TASK
All entries below are to be set down again, identical to the source.

EXERCISE INPUT

[Begin]

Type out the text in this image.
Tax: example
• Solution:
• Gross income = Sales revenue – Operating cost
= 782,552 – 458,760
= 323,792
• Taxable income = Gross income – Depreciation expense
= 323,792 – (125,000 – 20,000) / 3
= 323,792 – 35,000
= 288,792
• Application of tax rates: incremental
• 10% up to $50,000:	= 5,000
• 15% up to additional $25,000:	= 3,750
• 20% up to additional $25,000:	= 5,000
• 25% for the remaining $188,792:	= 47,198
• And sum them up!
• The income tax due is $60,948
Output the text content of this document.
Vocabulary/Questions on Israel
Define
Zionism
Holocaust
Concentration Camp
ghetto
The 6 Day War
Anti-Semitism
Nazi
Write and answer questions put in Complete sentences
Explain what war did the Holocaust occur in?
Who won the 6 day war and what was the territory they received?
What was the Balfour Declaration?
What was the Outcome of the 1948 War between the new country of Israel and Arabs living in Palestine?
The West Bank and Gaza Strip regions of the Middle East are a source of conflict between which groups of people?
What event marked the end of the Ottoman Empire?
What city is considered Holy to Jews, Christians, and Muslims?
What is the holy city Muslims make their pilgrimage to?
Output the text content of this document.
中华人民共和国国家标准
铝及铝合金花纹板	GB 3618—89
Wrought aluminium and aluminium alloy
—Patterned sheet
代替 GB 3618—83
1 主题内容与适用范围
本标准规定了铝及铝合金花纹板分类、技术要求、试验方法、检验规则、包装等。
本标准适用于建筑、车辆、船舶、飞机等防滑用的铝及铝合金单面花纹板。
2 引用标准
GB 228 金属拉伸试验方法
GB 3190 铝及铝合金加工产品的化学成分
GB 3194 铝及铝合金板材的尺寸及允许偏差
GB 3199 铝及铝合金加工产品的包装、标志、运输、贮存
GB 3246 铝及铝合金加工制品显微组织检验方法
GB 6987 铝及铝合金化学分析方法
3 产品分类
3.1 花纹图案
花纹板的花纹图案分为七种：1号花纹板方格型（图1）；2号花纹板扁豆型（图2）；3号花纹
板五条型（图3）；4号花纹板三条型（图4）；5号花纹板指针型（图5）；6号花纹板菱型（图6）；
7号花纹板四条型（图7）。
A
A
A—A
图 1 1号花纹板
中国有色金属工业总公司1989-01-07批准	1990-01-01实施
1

[End]

FINISHED ANSWER
Type out the text in this image.
Tax: example
• Solution:
• Gross income = Sales revenue – Operating cost
= 782,552 – 458,760
= 323,792
• Taxable income = Gross income – Depreciation expense
= 323,792 – (125,000 – 20,000) / 3
= 323,792 – 35,000
= 288,792
• Application of tax rates: incremental
• 10% up to $50,000:	= 5,000
• 15% up to additional $25,000:	= 3,750
• 20% up to additional $25,000:	= 5,000
• 25% for the remaining $188,792:	= 47,198
• And sum them up!
• The income tax due is $60,948
Output the text content of this document.
Vocabulary/Questions on Israel
Define
Zionism
Holocaust
Concentration Camp
ghetto
The 6 Day War
Anti-Semitism
Nazi
Write and answer questions put in Complete sentences
Explain what war did the Holocaust occur in?
Who won the 6 day war and what was the territory they received?
What was the Balfour Declaration?
What was the Outcome of the 1948 War between the new country of Israel and Arabs living in Palestine?
The West Bank and Gaza Strip regions of the Middle East are a source of conflict between which groups of people?
What event marked the end of the Ottoman Empire?
What city is considered Holy to Jews, Christians, and Muslims?
What is the holy city Muslims make their pilgrimage to?
Output the text content of this document.
中华人民共和国国家标准
铝及铝合金花纹板	GB 3618—89
Wrought aluminium and aluminium alloy
—Patterned sheet
代替 GB 3618—83
1 主题内容与适用范围
本标准规定了铝及铝合金花纹板分类、技术要求、试验方法、检验规则、包装等。
本标准适用于建筑、车辆、船舶、飞机等防滑用的铝及铝合金单面花纹板。
2 引用标准
GB 228 金属拉伸试验方法
GB 3190 铝及铝合金加工产品的化学成分
GB 3194 铝及铝合金板材的尺寸及允许偏差
GB 3199 铝及铝合金加工产品的包装、标志、运输、贮存
GB 3246 铝及铝合金加工制品显微组织检验方法
GB 6987 铝及铝合金化学分析方法
3 产品分类
3.1 花纹图案
花纹板的花纹图案分为七种：1号花纹板方格型（图1）；2号花纹板扁豆型（图2）；3号花纹
板五条型（图3）；4号花纹板三条型（图4）；5号花纹板指针型（图5）；6号花纹板菱型（图6）；
7号花纹板四条型（图7）。
A
A
A—A
图 1 1号花纹板
中国有色金属工业总公司1989-01-07批准	1990-01-01实施
1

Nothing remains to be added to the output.